▶ [Task brief]: Write out the entire listing below exactly, with the pictures left out.

>> START Records shown

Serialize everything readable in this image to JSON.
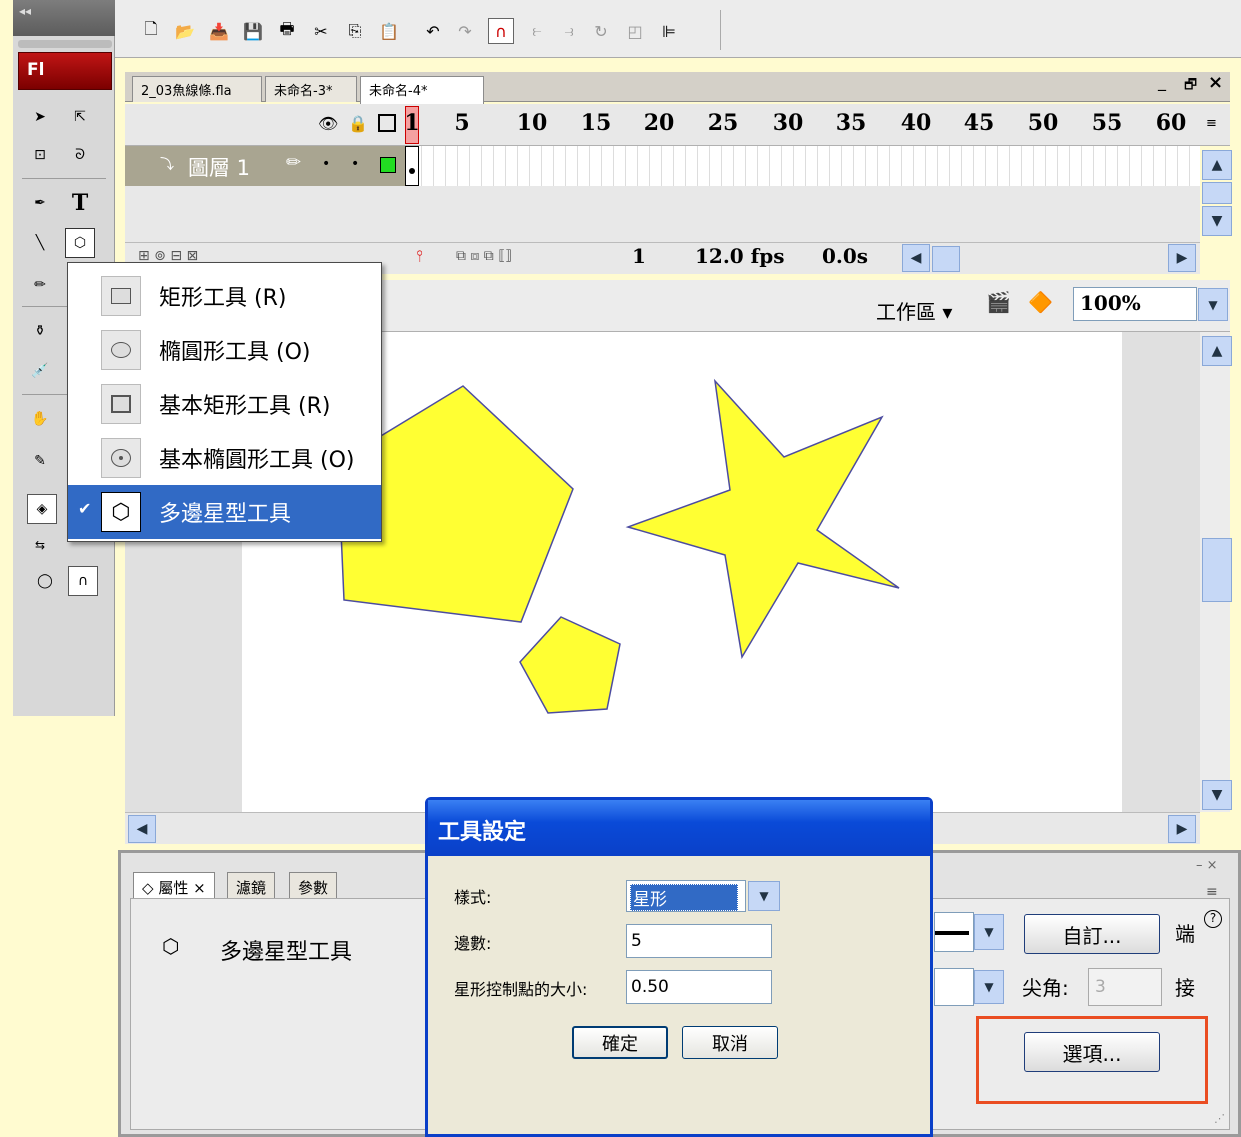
{
  "toolbar_labels": {
    "collapse": "◂◂",
    "logo": "Fl"
  },
  "doc_tabs": [
    "2_03魚線條.fla",
    "未命名-3*",
    "未命名-4*"
  ],
  "window_controls": {
    "minimize": "_",
    "restore": "🗗",
    "close": "×"
  },
  "timeline": {
    "frame_numbers": [
      "1",
      "5",
      "10",
      "15",
      "20",
      "25",
      "30",
      "35",
      "40",
      "45",
      "50",
      "55",
      "60"
    ],
    "layer_name": "圖層 1",
    "current_frame": "1",
    "fps": "12.0 fps",
    "time": "0.0s"
  },
  "editbar": {
    "workspace": "工作區",
    "zoom": "100%"
  },
  "tool_menu": {
    "items": [
      {
        "label": "矩形工具 (R)",
        "icon": "rect-icon"
      },
      {
        "label": "橢圓形工具 (O)",
        "icon": "ellipse-icon"
      },
      {
        "label": "基本矩形工具 (R)",
        "icon": "primitive-rect-icon"
      },
      {
        "label": "基本橢圓形工具 (O)",
        "icon": "primitive-ellipse-icon"
      },
      {
        "label": "多邊星型工具",
        "icon": "polystar-icon",
        "checked": true
      }
    ]
  },
  "properties": {
    "tabs": [
      "屬性",
      "濾鏡",
      "參數"
    ],
    "tab_close": "×",
    "tool_name": "多邊星型工具",
    "custom_btn": "自訂...",
    "cap_label": "端",
    "join_label": "接",
    "miter_label": "尖角:",
    "miter_value": "3",
    "options_btn": "選項...",
    "help": "?"
  },
  "dialog": {
    "title": "工具設定",
    "style_label": "樣式:",
    "style_value": "星形",
    "sides_label": "邊數:",
    "sides_value": "5",
    "point_label": "星形控制點的大小:",
    "point_value": "0.50",
    "ok": "確定",
    "cancel": "取消"
  },
  "colors": {
    "fill": "#ffff33",
    "stroke": "#4c4ca0",
    "highlight": "#ea4d22",
    "menu_select": "#316ac5"
  }
}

>> END Records shown

▶ [Final result]:
Serialize everything readable in this image to JSON.
{
  "toolbar_labels": {
    "collapse": "◂◂",
    "logo": "Fl"
  },
  "doc_tabs": [
    "2_03魚線條.fla",
    "未命名-3*",
    "未命名-4*"
  ],
  "window_controls": {
    "minimize": "_",
    "restore": "🗗",
    "close": "×"
  },
  "timeline": {
    "frame_numbers": [
      "1",
      "5",
      "10",
      "15",
      "20",
      "25",
      "30",
      "35",
      "40",
      "45",
      "50",
      "55",
      "60"
    ],
    "layer_name": "圖層 1",
    "current_frame": "1",
    "fps": "12.0 fps",
    "time": "0.0s"
  },
  "editbar": {
    "workspace": "工作區",
    "zoom": "100%"
  },
  "tool_menu": {
    "items": [
      {
        "label": "矩形工具 (R)",
        "icon": "rect-icon"
      },
      {
        "label": "橢圓形工具 (O)",
        "icon": "ellipse-icon"
      },
      {
        "label": "基本矩形工具 (R)",
        "icon": "primitive-rect-icon"
      },
      {
        "label": "基本橢圓形工具 (O)",
        "icon": "primitive-ellipse-icon"
      },
      {
        "label": "多邊星型工具",
        "icon": "polystar-icon",
        "checked": true
      }
    ]
  },
  "properties": {
    "tabs": [
      "屬性",
      "濾鏡",
      "參數"
    ],
    "tab_close": "×",
    "tool_name": "多邊星型工具",
    "custom_btn": "自訂...",
    "cap_label": "端",
    "join_label": "接",
    "miter_label": "尖角:",
    "miter_value": "3",
    "options_btn": "選項...",
    "help": "?"
  },
  "dialog": {
    "title": "工具設定",
    "style_label": "樣式:",
    "style_value": "星形",
    "sides_label": "邊數:",
    "sides_value": "5",
    "point_label": "星形控制點的大小:",
    "point_value": "0.50",
    "ok": "確定",
    "cancel": "取消"
  },
  "colors": {
    "fill": "#ffff33",
    "stroke": "#4c4ca0",
    "highlight": "#ea4d22",
    "menu_select": "#316ac5"
  }
}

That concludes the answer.